**EXERCISE DIRECTIONS:** Each of the entries should be retyped precisely as it appears.

begin GIVEN RECORDS

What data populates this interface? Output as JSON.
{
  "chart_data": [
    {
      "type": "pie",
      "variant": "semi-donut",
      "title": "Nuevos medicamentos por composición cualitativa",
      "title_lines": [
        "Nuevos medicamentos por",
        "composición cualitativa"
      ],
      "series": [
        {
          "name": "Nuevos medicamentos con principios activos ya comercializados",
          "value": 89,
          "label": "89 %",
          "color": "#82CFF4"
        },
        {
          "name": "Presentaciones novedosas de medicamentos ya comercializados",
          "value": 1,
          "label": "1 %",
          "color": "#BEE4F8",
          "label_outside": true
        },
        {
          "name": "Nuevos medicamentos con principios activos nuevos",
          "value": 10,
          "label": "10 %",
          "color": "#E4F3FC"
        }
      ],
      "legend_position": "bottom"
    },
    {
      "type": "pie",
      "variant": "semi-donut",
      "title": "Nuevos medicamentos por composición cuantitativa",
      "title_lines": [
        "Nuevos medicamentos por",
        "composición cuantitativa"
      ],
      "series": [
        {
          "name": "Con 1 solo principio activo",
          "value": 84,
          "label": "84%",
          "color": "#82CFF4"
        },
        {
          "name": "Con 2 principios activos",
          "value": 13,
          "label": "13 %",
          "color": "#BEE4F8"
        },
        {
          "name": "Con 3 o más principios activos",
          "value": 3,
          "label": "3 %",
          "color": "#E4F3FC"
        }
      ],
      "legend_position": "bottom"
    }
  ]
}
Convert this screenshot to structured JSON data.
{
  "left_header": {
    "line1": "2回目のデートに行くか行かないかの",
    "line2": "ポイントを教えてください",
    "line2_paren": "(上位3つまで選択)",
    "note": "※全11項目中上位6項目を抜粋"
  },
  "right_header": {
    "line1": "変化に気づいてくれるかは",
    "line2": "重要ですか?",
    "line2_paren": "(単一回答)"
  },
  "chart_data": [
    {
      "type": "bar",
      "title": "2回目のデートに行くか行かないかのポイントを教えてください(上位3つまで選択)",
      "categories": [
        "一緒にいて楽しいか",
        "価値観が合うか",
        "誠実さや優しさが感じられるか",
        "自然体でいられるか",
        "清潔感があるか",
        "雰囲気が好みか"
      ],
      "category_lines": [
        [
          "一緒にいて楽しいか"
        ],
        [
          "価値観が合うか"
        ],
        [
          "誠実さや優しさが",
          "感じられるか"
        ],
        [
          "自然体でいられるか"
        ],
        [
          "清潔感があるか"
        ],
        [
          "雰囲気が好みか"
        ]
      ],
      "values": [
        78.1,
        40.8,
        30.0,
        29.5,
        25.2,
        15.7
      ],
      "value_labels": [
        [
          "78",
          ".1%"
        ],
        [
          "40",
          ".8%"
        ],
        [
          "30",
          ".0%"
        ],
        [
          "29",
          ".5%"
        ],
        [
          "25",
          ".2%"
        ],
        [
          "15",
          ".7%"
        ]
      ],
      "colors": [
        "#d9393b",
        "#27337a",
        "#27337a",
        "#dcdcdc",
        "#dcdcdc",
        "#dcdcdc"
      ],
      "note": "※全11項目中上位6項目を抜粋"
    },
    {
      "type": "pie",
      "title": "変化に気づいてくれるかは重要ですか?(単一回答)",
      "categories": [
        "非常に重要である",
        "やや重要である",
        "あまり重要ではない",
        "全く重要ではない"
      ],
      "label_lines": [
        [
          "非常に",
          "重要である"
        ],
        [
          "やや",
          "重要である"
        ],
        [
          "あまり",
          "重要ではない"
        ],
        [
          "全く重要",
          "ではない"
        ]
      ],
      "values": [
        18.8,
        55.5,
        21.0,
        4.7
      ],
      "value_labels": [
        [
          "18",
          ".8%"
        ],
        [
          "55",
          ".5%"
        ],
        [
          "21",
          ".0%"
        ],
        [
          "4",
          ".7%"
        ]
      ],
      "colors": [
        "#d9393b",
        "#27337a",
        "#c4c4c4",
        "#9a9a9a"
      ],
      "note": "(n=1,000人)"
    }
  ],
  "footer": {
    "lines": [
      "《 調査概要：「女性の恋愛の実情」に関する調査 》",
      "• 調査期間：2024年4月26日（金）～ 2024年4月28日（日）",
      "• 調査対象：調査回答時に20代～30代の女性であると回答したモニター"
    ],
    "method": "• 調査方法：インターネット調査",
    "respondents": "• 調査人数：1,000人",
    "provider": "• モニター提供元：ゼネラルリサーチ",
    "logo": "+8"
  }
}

end GIVEN RECORDS

**EXERCISE RESPONSE:**
What data populates this interface? Output as JSON.
{
  "chart_data": [
    {
      "type": "pie",
      "variant": "semi-donut",
      "title": "Nuevos medicamentos por composición cualitativa",
      "title_lines": [
        "Nuevos medicamentos por",
        "composición cualitativa"
      ],
      "series": [
        {
          "name": "Nuevos medicamentos con principios activos ya comercializados",
          "value": 89,
          "label": "89 %",
          "color": "#82CFF4"
        },
        {
          "name": "Presentaciones novedosas de medicamentos ya comercializados",
          "value": 1,
          "label": "1 %",
          "color": "#BEE4F8",
          "label_outside": true
        },
        {
          "name": "Nuevos medicamentos con principios activos nuevos",
          "value": 10,
          "label": "10 %",
          "color": "#E4F3FC"
        }
      ],
      "legend_position": "bottom"
    },
    {
      "type": "pie",
      "variant": "semi-donut",
      "title": "Nuevos medicamentos por composición cuantitativa",
      "title_lines": [
        "Nuevos medicamentos por",
        "composición cuantitativa"
      ],
      "series": [
        {
          "name": "Con 1 solo principio activo",
          "value": 84,
          "label": "84%",
          "color": "#82CFF4"
        },
        {
          "name": "Con 2 principios activos",
          "value": 13,
          "label": "13 %",
          "color": "#BEE4F8"
        },
        {
          "name": "Con 3 o más principios activos",
          "value": 3,
          "label": "3 %",
          "color": "#E4F3FC"
        }
      ],
      "legend_position": "bottom"
    }
  ]
}
Convert this screenshot to structured JSON data.
{
  "left_header": {
    "line1": "2回目のデートに行くか行かないかの",
    "line2": "ポイントを教えてください",
    "line2_paren": "(上位3つまで選択)",
    "note": "※全11項目中上位6項目を抜粋"
  },
  "right_header": {
    "line1": "変化に気づいてくれるかは",
    "line2": "重要ですか?",
    "line2_paren": "(単一回答)"
  },
  "chart_data": [
    {
      "type": "bar",
      "title": "2回目のデートに行くか行かないかのポイントを教えてください(上位3つまで選択)",
      "categories": [
        "一緒にいて楽しいか",
        "価値観が合うか",
        "誠実さや優しさが感じられるか",
        "自然体でいられるか",
        "清潔感があるか",
        "雰囲気が好みか"
      ],
      "category_lines": [
        [
          "一緒にいて楽しいか"
        ],
        [
          "価値観が合うか"
        ],
        [
          "誠実さや優しさが",
          "感じられるか"
        ],
        [
          "自然体でいられるか"
        ],
        [
          "清潔感があるか"
        ],
        [
          "雰囲気が好みか"
        ]
      ],
      "values": [
        78.1,
        40.8,
        30.0,
        29.5,
        25.2,
        15.7
      ],
      "value_labels": [
        [
          "78",
          ".1%"
        ],
        [
          "40",
          ".8%"
        ],
        [
          "30",
          ".0%"
        ],
        [
          "29",
          ".5%"
        ],
        [
          "25",
          ".2%"
        ],
        [
          "15",
          ".7%"
        ]
      ],
      "colors": [
        "#d9393b",
        "#27337a",
        "#27337a",
        "#dcdcdc",
        "#dcdcdc",
        "#dcdcdc"
      ],
      "note": "※全11項目中上位6項目を抜粋"
    },
    {
      "type": "pie",
      "title": "変化に気づいてくれるかは重要ですか?(単一回答)",
      "categories": [
        "非常に重要である",
        "やや重要である",
        "あまり重要ではない",
        "全く重要ではない"
      ],
      "label_lines": [
        [
          "非常に",
          "重要である"
        ],
        [
          "やや",
          "重要である"
        ],
        [
          "あまり",
          "重要ではない"
        ],
        [
          "全く重要",
          "ではない"
        ]
      ],
      "values": [
        18.8,
        55.5,
        21.0,
        4.7
      ],
      "value_labels": [
        [
          "18",
          ".8%"
        ],
        [
          "55",
          ".5%"
        ],
        [
          "21",
          ".0%"
        ],
        [
          "4",
          ".7%"
        ]
      ],
      "colors": [
        "#d9393b",
        "#27337a",
        "#c4c4c4",
        "#9a9a9a"
      ],
      "note": "(n=1,000人)"
    }
  ],
  "footer": {
    "lines": [
      "《 調査概要：「女性の恋愛の実情」に関する調査 》",
      "• 調査期間：2024年4月26日（金）～ 2024年4月28日（日）",
      "• 調査対象：調査回答時に20代～30代の女性であると回答したモニター"
    ],
    "method": "• 調査方法：インターネット調査",
    "respondents": "• 調査人数：1,000人",
    "provider": "• モニター提供元：ゼネラルリサーチ",
    "logo": "+8"
  }
}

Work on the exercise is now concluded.